- **What to produce**: In the material below, identify each line bearing the word "Announcements". Reproduce those lines.

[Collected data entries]

********************

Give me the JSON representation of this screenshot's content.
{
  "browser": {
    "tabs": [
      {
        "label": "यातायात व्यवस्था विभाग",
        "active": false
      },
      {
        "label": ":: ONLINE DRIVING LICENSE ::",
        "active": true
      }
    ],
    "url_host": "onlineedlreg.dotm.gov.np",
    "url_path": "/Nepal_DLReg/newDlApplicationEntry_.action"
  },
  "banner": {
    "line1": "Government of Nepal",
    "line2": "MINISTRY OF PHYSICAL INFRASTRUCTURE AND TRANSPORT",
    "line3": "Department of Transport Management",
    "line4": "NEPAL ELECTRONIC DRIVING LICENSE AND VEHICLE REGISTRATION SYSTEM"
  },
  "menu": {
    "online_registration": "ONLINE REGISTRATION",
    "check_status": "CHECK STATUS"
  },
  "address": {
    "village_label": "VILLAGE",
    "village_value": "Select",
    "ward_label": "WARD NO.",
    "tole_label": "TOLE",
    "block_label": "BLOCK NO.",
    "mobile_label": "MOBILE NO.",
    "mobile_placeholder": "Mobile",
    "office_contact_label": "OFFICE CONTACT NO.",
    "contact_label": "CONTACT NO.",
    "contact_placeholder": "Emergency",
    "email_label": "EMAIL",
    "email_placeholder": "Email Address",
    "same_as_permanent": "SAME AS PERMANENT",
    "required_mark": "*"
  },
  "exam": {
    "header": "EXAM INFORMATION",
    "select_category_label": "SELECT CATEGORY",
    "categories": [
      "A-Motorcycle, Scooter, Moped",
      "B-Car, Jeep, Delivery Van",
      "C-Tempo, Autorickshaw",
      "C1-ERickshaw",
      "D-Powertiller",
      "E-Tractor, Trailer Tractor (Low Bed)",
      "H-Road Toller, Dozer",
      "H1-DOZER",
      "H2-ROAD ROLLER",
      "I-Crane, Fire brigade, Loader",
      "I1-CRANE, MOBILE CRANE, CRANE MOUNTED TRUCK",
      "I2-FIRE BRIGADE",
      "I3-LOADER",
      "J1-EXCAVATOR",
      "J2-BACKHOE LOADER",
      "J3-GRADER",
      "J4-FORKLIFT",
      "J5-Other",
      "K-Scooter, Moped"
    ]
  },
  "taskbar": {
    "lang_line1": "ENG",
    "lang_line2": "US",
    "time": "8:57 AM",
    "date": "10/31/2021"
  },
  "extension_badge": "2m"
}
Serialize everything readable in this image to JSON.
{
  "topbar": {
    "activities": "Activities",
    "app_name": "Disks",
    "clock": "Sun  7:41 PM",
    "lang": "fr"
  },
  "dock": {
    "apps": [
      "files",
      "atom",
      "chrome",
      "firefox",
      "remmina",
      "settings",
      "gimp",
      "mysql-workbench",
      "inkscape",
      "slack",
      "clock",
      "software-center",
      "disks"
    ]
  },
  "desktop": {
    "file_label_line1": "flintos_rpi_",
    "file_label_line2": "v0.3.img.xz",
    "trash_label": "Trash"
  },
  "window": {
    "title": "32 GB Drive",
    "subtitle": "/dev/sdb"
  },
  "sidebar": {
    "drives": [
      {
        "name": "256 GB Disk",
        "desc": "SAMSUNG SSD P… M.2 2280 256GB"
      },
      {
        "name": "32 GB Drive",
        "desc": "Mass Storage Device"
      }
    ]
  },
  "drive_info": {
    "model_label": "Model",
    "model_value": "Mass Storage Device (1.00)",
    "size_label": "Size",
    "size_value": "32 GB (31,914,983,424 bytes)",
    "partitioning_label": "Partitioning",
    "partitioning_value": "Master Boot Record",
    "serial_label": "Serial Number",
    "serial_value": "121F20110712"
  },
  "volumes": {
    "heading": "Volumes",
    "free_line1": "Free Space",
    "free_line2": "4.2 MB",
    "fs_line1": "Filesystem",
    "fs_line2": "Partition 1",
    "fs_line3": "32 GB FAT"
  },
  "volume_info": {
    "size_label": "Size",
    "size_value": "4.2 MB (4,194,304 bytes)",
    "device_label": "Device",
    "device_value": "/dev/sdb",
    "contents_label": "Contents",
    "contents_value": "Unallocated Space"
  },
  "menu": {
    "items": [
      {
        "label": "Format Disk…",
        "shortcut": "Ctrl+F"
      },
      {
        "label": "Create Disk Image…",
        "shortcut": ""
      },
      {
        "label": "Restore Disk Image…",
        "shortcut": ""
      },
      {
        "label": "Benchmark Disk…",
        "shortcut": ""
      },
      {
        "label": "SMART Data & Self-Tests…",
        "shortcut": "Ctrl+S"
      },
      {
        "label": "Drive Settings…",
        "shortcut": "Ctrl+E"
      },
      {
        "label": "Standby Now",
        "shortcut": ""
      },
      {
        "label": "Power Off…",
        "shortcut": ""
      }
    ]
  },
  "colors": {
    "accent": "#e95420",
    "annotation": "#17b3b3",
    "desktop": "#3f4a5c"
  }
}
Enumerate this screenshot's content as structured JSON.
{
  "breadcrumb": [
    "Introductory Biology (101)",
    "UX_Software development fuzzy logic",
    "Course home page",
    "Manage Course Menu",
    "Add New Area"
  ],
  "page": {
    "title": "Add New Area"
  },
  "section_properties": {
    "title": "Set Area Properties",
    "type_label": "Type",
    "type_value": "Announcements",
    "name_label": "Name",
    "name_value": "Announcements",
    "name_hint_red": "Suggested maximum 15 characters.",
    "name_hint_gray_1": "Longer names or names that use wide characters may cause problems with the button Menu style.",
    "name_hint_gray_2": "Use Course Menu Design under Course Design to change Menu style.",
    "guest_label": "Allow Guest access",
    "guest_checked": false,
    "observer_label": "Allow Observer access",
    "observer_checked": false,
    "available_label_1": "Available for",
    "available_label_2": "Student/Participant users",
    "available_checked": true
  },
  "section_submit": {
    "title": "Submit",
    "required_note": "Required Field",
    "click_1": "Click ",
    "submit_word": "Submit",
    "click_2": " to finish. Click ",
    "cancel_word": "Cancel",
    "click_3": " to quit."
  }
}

********************

- **Response**:
    "type_value": "Announcements",
    "name_value": "Announcements",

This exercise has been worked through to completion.